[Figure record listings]
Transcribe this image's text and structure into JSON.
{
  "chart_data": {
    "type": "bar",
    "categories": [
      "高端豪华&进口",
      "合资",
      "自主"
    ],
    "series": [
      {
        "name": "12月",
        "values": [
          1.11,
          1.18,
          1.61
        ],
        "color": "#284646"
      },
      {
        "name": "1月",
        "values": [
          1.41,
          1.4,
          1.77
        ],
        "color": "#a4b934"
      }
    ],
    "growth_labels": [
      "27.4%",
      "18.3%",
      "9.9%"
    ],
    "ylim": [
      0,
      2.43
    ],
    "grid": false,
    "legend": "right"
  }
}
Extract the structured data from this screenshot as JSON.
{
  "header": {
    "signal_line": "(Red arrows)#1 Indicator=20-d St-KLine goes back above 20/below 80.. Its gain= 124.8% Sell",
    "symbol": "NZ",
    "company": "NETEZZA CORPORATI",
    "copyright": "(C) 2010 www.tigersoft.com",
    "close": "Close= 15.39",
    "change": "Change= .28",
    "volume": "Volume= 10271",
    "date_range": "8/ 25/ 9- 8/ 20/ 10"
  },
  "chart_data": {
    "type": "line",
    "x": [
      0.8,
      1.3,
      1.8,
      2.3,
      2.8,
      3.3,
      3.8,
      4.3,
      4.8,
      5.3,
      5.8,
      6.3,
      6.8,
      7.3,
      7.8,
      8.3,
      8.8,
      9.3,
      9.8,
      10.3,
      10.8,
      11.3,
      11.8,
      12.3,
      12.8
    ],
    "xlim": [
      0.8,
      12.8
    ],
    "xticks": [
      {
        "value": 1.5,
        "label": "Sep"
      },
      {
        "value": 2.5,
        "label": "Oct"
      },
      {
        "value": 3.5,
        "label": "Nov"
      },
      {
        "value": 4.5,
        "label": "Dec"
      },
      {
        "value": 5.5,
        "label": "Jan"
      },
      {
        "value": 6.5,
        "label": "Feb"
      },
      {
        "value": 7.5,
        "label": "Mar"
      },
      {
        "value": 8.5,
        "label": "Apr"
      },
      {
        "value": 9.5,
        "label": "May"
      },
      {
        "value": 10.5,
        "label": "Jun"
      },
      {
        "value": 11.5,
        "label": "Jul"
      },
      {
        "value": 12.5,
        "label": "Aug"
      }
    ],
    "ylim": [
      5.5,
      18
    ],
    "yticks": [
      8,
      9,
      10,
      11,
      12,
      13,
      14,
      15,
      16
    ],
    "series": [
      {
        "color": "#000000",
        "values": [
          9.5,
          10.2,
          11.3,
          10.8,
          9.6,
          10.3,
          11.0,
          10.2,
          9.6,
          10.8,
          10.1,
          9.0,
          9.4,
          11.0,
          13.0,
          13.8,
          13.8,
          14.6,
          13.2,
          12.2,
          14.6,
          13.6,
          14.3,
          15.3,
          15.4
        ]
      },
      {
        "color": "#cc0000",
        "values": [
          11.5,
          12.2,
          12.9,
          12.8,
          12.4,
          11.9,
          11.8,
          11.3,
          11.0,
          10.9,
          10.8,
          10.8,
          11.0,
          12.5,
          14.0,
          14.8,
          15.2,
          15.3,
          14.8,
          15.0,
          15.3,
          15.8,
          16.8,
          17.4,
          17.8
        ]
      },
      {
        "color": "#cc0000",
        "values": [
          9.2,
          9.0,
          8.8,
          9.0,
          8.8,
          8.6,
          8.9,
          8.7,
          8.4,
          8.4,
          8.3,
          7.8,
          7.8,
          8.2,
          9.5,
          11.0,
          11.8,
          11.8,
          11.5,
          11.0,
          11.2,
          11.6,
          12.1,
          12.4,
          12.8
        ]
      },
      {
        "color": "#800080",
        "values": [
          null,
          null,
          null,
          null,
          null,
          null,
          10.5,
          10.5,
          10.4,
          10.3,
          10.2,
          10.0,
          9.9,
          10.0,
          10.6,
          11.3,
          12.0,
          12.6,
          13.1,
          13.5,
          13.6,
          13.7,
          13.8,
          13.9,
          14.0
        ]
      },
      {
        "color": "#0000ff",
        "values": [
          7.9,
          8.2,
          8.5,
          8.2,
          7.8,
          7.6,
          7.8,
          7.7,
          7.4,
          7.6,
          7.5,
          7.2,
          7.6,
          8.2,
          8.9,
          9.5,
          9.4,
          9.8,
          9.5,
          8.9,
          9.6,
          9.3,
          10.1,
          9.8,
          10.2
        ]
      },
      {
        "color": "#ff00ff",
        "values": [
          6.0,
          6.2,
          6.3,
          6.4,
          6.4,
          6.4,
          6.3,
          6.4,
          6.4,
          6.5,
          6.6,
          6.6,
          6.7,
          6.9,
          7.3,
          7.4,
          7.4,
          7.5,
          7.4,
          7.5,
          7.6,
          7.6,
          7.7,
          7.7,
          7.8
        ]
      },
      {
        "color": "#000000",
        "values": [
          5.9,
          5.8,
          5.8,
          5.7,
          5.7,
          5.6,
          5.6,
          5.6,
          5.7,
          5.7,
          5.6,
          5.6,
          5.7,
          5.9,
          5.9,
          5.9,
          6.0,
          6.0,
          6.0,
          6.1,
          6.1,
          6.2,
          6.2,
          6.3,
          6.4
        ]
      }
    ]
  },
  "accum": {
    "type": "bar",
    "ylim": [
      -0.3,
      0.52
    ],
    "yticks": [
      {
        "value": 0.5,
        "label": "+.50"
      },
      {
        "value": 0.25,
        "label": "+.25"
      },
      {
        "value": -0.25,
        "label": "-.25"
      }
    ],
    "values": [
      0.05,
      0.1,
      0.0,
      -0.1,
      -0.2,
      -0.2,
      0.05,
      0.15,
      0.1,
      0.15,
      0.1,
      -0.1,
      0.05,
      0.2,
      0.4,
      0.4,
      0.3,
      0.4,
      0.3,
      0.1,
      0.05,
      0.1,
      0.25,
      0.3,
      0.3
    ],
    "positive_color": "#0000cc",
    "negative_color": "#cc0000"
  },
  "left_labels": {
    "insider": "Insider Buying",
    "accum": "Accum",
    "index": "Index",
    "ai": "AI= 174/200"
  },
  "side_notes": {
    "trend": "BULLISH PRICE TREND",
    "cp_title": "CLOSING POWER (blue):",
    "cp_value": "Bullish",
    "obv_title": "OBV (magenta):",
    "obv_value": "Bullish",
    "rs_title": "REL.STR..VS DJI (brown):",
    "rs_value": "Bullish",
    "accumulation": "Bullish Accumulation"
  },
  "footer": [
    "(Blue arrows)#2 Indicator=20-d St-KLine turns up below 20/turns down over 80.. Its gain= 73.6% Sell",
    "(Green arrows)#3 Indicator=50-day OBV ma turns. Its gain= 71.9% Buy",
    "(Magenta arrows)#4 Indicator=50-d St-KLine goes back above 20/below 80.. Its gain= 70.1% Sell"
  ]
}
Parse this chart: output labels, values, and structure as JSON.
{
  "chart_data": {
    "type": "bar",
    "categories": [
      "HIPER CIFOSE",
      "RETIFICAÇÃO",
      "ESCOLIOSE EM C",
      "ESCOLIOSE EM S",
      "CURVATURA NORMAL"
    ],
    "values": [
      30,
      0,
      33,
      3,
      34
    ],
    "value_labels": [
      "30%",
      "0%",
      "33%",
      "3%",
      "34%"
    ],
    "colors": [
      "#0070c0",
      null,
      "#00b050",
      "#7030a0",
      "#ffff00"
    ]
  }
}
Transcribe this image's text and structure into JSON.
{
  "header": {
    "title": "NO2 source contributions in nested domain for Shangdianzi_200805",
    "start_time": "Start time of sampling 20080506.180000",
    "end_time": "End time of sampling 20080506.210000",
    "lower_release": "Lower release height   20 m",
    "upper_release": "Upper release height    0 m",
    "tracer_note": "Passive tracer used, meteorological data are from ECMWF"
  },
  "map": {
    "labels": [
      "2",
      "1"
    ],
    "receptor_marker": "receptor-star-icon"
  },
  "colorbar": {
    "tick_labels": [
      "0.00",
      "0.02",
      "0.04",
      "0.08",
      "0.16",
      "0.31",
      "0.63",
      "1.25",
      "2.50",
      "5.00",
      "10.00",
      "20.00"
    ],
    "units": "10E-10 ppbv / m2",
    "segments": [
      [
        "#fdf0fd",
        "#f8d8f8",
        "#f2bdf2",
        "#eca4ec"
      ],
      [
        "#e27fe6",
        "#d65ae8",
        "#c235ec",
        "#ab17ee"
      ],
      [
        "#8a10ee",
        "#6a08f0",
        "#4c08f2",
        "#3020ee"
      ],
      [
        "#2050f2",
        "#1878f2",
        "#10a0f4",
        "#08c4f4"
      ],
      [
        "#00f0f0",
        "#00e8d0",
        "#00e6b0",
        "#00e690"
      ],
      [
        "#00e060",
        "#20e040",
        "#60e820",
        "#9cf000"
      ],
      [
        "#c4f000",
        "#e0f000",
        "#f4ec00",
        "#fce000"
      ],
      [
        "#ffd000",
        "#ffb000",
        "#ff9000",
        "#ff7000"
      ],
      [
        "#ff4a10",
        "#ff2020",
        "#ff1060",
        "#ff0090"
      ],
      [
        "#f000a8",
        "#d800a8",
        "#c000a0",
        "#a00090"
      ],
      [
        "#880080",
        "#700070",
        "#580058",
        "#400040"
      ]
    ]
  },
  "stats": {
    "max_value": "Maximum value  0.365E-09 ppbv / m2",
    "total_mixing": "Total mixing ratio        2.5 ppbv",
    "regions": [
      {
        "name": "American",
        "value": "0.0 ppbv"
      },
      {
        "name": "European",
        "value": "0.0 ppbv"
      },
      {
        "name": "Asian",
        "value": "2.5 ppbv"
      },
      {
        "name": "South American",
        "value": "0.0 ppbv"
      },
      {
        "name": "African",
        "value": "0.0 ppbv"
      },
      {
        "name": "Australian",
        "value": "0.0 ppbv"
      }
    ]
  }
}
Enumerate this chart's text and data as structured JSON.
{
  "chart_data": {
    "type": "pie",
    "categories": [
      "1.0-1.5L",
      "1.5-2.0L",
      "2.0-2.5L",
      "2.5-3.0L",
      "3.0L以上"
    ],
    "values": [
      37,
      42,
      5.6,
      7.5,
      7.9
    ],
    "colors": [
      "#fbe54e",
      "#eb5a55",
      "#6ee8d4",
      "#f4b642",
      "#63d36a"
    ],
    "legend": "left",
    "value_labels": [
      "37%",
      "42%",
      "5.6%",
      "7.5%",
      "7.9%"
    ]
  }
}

• _Aim_:
Gather each line in the entries above where the string "below" is found.

• _Complete answer_:
    "signal_line": "(Red arrows)#1 Indicator=20-d St-KLine goes back above 20/below 80.. Its gain= 124.8% Sell",
    "(Blue arrows)#2 Indicator=20-d St-KLine turns up below 20/turns down over 80.. Its gain= 73.6% Sell",
    "(Magenta arrows)#4 Indicator=50-d St-KLine goes back above 20/below 80.. Its gain= 70.1% Sell"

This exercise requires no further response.